### Task set
a. Answer these questions using the forum thread on counting set bits in ulong values, one answer per line, marked to match:
(i) Which resource does the thread call "the classical"?
(ii) How long did the unrolled loop take, compared with the original code, to process 100 ulongs 100,000 times?
(iii) To what type does the thread suggest first converting the data if performance is a concern?
b. Write the next part of the forum thread on counting set bits in ulong values, starting after its last sentence.

### Reading passage
○ ○ ○ ○

A small speed improvement might be achieved by first OR'ing the integers together, then using the result to determine which bits you need to check. You would still have to iterate over each bit, but only once over bits where there are no 1s, rather than values.Length times.

I'll direct you to the classical: Bit Twiddling Hacks, but your goal seems slightly different than just typical counting (i.e. your 'counts' variable is in a really weird format), but maybe it'll be useful.

The best I can do here is just get silly with it and unroll the inner-loop... seems to have cut the performance in half (roughly 4 seconds as opposed to the 8 in yours to process 100 ulongs 100,000 times)... I used a qick command-line app to generate the following code:
for (int i = 0; i < length; i++)
{
ulong value = values[i];
if (0ul != (value & 1ul)) counts[0]++;
if (0ul != (value & 2ul)) counts[1]++;
if (0ul != (value & 4ul)) counts[2]++;
//etc...
if (0ul != (value & 4611686018427387904ul)) counts[62]++;
if (0ul != (value & 9223372036854775808ul)) counts[63]++;
}
that was the best I can do... As per my comment, you'll waste some amount (I know not how much) running this in a 32-bit environment. If your that concerned over performance it may benefit you to first convert the data to uint.

○ ○ ○ ○

### Data block
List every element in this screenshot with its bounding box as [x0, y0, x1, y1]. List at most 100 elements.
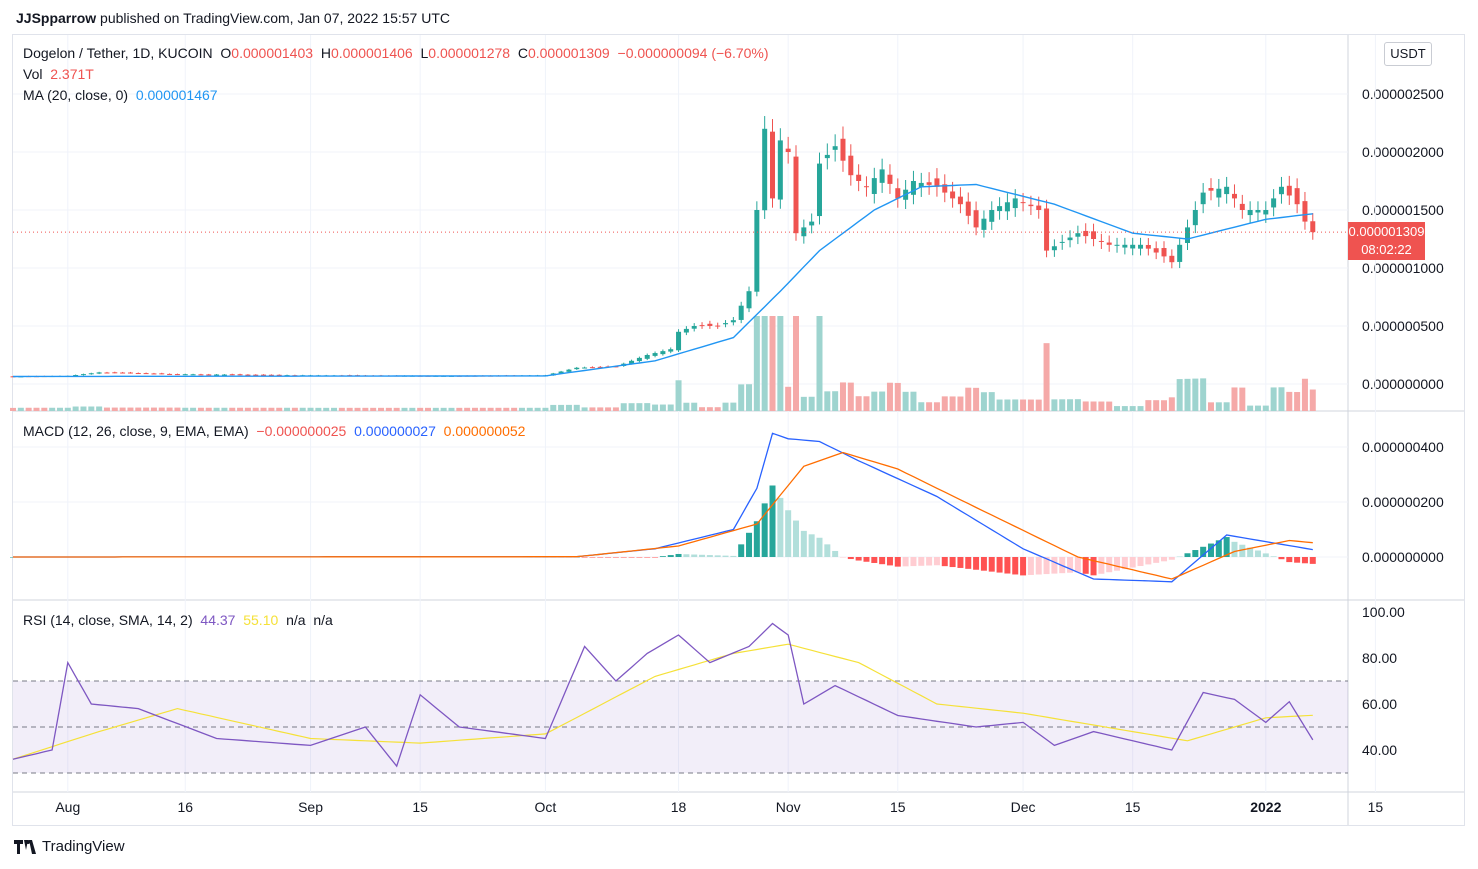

○ ○ ○ ○

### Exercise results
a.
(i) Bit Twiddling Hacks
(ii) Roughly 4 seconds, compared with 8 seconds for the original.
(iii) uint

b.
Tough problem... may even benefit you to marshal it into C++ but that entirely depends on your application. Sorry I couldn't be more help, maybe someone else will see something I missed.
Update, a few more profiler sessions showing a steady 36% improvement. shrug I tried.

Ok let me try again :D
change each byte in 64 bit integer into 64 bit integer by shifting each bit by n*8 in lef
for instance
10110101 -> 0000000100000000000000010000000100000000000000010000000000000001
(use the lookup table for that translation)
Then just sum everything togeter in right way and you got array of unsigned chars whit integers.
You have to make 8*(number of 64bit integers) sumations
Code in c
//LOOKTABLE IS EXTERNAL and has is int64[256] ;
unsigned char* bitcounts(int64* int64array,int len)
{
int64* array64;
int64 tmp;
unsigned char* inputchararray;
array64=(int64*)malloc(64);
inputchararray=(unsigned char*)input64array;
for(int i=0;i<8;i++) array64[i]=0; //set to 0
for(int j=0;j<len;j++)
{
tmp=int64array[j];
for(int i=7;tmp;i--)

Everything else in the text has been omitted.